**SET TASK 1**
In the powered Z axis thread, rewrite the part that begins with the words containing "Thanks for taking" and ends with "talvare (Aug 9, 2016)", changing "youtube channel" to "video channel".
**SET TASK 2**
Name every distinct username that posts in the powered Z axis thread.

**PAGE EXCERPT**
========

# Pm-727m Powered Z Axis



## lpeedin (Apr 1, 2016)

Used a discarded gear motor and parts from a liquid transfer pump to fabricate a power Z axis on my 727.


----------



## Trent.R (Apr 1, 2016)

Nicely done.


----------



## Silverbullet (Apr 1, 2016)

Nice and easy , got to love when things work the way you want.


----------



## jer (Apr 1, 2016)

Thanks Lee, I appreciate the video.


----------



## jer (Apr 1, 2016)

I have a tread mill motor but need reversing switch, hopefully the speed control will work. I like your power Z.


----------



## jer (Apr 10, 2016)

Hey Lee, I found a 12 volt power supply in my shop. A few years back I replaced the "converter/charger" in my old 5th wheel trailer. It puts out 12 volts DC @ 50 amps total max. That should power the Z if I do get a 727. LOL...


----------



## lpeedin (Apr 11, 2016)

Yep, I'm pretty sure 50 amps will do it.


----------



## jdell42 (Aug 9, 2016)

Thanks for taking the time to make this video.  I found your youtube channel and watched several videos... all well done.  Thanks!  

I have a PM727 and plan on doing something similar for the x and z axis and this is very helpful.


----------



## talvare (Aug 9, 2016)

Very nice job Lee. I just wanted to mention one thing. Some of those Bodine gear motors are sensitive to mounting position. Make sure the gears are getting adequate contact with the gear lube. (but you probably already knew that !)
Ted


----------



## jdell42 (Sep 6, 2016)

After I got my new lathe up and running I made a coupler and installed a geared power window motor for the Z Lift.  The power window motor needs a few more pounds of torque to raise the head.  No problems lowering it.  

Lee any idea what the torque specs are for that motor?


----------



## Muskt (Sep 6, 2016)

========

[Element and region listings]
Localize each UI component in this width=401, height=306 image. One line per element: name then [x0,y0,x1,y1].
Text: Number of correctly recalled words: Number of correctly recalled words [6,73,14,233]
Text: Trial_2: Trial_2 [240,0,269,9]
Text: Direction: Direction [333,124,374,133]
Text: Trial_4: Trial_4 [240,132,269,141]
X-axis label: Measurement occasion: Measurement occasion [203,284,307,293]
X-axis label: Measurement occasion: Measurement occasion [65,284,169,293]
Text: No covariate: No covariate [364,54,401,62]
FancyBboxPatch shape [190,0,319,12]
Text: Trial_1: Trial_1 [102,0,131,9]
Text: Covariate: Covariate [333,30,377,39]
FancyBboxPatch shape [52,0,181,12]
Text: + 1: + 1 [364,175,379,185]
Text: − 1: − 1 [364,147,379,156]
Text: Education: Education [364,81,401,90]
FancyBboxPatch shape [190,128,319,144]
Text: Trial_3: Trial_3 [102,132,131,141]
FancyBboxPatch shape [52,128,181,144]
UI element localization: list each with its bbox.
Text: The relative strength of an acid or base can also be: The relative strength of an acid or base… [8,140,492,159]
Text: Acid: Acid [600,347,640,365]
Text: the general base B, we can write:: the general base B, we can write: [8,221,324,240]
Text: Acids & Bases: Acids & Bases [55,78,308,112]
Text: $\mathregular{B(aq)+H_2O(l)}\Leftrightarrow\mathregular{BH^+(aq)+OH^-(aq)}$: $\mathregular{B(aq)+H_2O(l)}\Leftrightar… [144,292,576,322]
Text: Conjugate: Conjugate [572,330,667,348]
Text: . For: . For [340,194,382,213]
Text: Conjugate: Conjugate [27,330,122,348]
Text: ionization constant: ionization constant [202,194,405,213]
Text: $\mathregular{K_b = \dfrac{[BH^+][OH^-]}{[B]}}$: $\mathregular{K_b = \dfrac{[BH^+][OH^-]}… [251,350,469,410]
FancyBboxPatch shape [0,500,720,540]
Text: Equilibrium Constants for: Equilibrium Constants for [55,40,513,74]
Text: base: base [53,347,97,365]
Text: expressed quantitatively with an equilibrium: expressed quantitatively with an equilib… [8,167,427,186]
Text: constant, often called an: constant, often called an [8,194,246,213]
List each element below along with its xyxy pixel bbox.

========

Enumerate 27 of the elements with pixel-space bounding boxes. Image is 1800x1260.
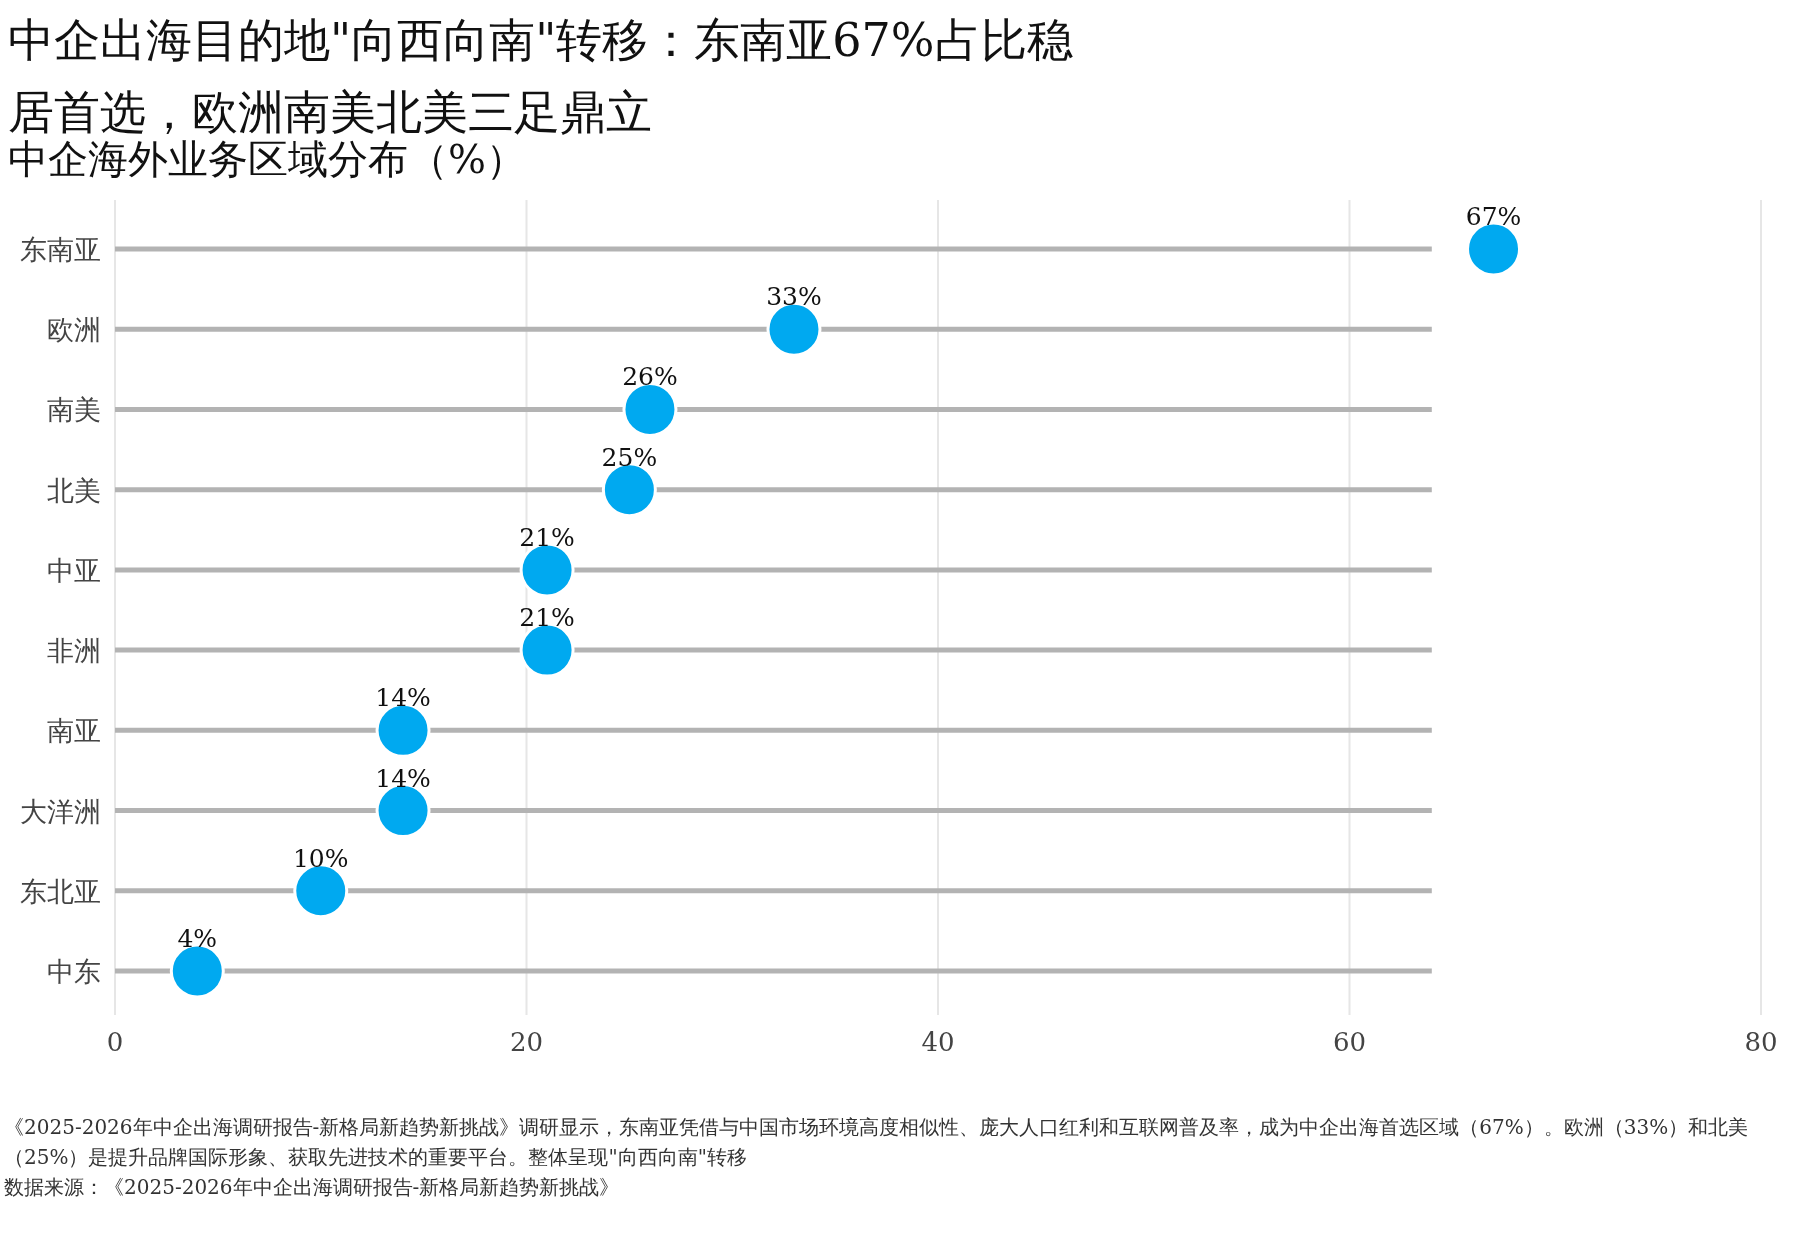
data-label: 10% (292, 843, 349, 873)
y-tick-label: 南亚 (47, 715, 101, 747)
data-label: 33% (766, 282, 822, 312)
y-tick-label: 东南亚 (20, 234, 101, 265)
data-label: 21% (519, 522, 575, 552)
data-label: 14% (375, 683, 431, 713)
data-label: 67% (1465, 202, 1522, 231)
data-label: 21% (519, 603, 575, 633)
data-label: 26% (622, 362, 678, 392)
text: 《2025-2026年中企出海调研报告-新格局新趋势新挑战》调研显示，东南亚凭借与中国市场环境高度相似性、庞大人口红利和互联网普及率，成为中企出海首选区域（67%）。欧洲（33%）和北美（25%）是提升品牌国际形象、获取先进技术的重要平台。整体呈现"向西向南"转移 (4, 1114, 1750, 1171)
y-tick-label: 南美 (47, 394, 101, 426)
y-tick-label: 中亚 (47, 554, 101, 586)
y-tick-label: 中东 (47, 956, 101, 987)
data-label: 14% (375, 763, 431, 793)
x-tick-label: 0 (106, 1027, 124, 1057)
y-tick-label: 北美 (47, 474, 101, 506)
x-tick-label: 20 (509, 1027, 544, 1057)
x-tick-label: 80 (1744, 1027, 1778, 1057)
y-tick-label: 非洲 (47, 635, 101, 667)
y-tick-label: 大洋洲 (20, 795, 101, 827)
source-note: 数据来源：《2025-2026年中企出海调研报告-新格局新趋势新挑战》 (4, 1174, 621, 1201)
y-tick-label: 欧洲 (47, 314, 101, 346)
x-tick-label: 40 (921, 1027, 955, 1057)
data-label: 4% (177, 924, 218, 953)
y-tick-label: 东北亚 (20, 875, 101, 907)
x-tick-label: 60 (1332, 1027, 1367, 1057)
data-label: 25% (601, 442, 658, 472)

========

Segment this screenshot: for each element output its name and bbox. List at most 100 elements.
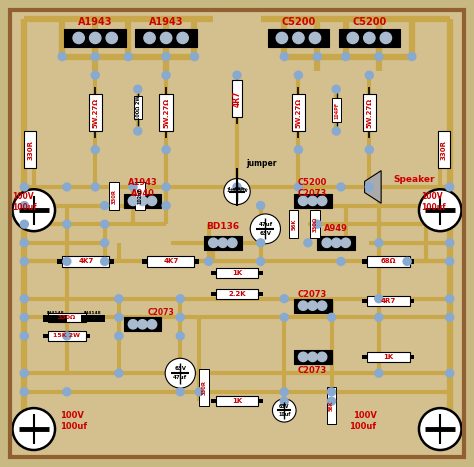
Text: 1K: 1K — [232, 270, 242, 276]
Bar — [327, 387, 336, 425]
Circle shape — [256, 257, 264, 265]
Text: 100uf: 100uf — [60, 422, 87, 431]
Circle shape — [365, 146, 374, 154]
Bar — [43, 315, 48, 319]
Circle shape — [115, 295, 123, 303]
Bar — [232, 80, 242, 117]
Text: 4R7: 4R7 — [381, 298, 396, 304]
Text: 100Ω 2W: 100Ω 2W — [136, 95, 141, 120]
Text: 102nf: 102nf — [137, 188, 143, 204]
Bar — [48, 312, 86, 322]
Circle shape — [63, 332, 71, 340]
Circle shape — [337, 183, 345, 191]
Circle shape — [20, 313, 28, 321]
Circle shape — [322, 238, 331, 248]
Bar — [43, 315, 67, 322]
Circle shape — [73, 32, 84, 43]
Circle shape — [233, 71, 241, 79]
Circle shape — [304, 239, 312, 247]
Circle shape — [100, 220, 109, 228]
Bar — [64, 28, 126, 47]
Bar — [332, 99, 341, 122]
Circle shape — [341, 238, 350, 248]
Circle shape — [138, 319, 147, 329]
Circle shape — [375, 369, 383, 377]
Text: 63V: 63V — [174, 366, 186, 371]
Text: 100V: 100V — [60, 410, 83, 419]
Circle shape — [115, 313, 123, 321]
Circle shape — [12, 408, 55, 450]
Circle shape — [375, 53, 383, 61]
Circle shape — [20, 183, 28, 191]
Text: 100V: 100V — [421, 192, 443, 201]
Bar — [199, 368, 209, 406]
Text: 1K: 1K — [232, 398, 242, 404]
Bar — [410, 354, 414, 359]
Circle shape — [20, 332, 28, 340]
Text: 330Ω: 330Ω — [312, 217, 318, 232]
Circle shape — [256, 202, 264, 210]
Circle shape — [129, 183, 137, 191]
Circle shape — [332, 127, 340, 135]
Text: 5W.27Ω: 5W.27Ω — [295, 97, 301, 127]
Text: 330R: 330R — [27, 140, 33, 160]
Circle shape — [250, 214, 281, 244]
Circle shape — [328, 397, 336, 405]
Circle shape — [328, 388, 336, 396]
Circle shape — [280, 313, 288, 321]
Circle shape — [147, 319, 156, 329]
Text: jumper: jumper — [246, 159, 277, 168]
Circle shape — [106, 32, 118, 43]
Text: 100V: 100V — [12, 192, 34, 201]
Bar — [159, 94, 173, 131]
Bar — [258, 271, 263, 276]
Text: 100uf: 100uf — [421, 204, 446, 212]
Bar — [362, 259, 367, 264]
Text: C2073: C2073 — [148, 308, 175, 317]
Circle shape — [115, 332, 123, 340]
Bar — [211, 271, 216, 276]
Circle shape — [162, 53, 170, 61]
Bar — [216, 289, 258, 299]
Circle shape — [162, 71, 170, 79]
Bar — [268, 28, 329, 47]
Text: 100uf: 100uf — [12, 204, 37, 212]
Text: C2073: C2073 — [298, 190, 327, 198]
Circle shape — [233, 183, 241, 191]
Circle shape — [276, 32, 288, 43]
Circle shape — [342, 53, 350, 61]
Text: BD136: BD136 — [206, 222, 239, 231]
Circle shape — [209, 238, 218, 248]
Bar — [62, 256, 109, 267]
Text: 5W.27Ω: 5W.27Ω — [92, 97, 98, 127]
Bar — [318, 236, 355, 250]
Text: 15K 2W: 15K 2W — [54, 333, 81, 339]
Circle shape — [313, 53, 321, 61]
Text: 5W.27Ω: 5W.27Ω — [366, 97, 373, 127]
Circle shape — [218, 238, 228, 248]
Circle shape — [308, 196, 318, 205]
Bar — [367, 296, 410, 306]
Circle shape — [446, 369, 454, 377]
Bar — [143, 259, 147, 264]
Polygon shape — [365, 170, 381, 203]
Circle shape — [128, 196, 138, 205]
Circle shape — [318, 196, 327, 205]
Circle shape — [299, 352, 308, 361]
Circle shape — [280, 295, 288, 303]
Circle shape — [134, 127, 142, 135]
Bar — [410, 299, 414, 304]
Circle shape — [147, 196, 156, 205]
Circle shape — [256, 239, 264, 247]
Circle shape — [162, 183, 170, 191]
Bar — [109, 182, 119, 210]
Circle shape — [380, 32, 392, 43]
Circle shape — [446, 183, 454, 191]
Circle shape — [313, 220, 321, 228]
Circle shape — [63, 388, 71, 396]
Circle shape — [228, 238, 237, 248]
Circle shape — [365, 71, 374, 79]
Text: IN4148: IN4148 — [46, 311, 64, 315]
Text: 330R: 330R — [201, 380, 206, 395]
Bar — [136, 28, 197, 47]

========

**EXPECTED OUTPUT 1**
Thanks for taking the time to make this video.  I found your video channel and watched several videos... all well done.  Thanks!  

I have a PM727 and plan on doing something similar for the x and z axis and this is very helpful.


----------



## talvare (Aug 9, 2016)

**EXPECTED OUTPUT 2**
lpeedin, Trent.R, Silverbullet, jer, jdell42, talvare, Muskt